- **DATA FOR THIS TASK**
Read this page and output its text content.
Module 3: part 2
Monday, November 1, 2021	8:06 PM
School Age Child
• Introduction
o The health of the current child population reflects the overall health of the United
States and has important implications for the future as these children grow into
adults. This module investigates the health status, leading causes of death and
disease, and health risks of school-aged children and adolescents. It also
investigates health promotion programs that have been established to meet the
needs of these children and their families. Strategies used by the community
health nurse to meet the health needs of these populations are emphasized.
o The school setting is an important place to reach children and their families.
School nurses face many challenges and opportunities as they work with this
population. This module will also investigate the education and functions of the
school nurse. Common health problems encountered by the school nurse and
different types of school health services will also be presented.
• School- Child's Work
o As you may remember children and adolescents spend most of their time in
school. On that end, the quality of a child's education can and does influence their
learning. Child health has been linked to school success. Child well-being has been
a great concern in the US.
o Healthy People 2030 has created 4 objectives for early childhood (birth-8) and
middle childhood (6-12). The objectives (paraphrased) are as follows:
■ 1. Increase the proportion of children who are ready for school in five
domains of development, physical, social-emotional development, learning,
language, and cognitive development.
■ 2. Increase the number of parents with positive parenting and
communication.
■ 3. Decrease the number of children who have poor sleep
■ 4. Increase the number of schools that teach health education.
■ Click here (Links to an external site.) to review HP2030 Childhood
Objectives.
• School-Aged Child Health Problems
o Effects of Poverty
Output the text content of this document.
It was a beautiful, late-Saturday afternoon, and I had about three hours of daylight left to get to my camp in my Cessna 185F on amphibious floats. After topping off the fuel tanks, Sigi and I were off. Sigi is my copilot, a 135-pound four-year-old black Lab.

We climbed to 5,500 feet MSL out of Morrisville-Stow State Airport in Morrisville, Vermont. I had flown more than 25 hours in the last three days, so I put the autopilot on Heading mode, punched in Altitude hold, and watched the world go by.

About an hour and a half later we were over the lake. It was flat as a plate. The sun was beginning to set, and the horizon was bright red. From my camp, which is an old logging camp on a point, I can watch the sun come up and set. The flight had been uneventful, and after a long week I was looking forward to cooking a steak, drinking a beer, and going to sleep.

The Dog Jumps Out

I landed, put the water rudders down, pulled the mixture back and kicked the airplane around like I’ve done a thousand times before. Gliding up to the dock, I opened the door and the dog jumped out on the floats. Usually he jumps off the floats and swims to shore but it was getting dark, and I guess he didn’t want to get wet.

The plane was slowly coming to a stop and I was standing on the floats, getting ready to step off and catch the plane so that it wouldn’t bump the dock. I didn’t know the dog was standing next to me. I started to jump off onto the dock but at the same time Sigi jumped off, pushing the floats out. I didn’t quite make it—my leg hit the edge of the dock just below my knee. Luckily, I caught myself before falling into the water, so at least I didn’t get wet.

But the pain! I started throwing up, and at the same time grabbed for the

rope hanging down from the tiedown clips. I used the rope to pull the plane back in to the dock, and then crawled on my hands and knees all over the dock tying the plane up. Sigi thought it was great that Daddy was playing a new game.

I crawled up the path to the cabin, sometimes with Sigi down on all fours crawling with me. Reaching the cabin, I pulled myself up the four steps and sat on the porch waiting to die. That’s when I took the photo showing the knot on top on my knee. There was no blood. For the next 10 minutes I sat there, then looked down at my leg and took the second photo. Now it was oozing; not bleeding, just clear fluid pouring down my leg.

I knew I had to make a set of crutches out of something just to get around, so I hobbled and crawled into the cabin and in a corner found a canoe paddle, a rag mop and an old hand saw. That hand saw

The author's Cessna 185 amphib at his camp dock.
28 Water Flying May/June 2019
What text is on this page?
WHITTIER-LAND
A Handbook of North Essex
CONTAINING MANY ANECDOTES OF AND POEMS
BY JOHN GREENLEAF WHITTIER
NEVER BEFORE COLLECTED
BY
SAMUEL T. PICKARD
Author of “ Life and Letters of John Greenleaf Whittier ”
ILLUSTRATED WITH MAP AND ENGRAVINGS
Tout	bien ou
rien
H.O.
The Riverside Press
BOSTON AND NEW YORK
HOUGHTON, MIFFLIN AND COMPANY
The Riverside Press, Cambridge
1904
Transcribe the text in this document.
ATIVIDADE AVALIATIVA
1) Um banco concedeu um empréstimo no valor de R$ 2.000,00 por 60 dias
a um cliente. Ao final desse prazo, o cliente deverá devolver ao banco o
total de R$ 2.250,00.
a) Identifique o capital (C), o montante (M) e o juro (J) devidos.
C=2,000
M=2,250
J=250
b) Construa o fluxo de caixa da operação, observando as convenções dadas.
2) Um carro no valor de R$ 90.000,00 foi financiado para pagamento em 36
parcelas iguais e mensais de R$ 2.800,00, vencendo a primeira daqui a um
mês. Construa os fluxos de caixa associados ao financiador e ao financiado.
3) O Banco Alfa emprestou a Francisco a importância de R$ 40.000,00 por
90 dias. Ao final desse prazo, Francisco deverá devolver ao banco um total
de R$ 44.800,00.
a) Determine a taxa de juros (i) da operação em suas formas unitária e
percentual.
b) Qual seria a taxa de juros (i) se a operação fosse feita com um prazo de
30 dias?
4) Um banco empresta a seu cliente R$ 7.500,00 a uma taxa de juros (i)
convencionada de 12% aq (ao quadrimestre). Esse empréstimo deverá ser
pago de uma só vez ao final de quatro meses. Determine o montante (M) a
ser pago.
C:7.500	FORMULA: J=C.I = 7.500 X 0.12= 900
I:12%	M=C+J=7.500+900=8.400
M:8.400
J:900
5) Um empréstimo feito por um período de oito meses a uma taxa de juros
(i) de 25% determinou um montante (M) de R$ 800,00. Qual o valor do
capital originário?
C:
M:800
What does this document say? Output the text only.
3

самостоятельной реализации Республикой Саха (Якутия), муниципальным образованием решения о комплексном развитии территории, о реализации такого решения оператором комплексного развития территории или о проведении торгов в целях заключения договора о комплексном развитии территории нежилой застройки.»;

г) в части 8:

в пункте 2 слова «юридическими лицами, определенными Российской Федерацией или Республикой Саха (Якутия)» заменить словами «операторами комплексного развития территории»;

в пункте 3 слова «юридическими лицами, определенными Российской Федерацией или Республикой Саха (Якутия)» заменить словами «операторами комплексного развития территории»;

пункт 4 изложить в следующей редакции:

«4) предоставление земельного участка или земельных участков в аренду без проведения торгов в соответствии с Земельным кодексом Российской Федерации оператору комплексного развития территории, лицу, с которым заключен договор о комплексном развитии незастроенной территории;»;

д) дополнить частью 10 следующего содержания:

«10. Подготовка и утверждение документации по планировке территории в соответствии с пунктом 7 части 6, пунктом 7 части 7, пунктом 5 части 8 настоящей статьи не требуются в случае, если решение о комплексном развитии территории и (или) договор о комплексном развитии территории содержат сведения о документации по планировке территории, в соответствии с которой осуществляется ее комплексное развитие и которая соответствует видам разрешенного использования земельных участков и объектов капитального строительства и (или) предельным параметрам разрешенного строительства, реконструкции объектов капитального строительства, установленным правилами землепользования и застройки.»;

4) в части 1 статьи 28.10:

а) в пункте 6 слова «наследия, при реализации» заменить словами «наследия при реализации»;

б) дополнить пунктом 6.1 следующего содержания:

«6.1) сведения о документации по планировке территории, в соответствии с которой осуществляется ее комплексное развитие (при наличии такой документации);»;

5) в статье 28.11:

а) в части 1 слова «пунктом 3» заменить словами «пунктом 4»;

- **EXERCISE BRIEF**
Give the count of lines in the data shown above that contain "Francisco", and nothing else.

- **EXERCISE SOLUTION**
2